Only lines with the string "Descrição" are wanted. Pull them out of the data.

──────────────────────────────

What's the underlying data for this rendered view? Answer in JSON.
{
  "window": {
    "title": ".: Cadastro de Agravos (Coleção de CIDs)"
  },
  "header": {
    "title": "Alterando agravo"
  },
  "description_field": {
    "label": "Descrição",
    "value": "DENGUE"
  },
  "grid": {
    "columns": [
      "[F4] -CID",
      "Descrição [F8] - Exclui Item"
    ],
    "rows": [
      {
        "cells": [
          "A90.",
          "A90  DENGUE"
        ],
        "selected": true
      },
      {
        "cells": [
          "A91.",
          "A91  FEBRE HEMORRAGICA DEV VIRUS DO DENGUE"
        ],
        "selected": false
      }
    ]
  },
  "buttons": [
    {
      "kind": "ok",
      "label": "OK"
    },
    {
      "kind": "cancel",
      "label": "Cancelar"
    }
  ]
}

──────────────────────────────

* **Expected answer**
    "label": "Descrição",
      "Descrição [F8] - Exclui Item"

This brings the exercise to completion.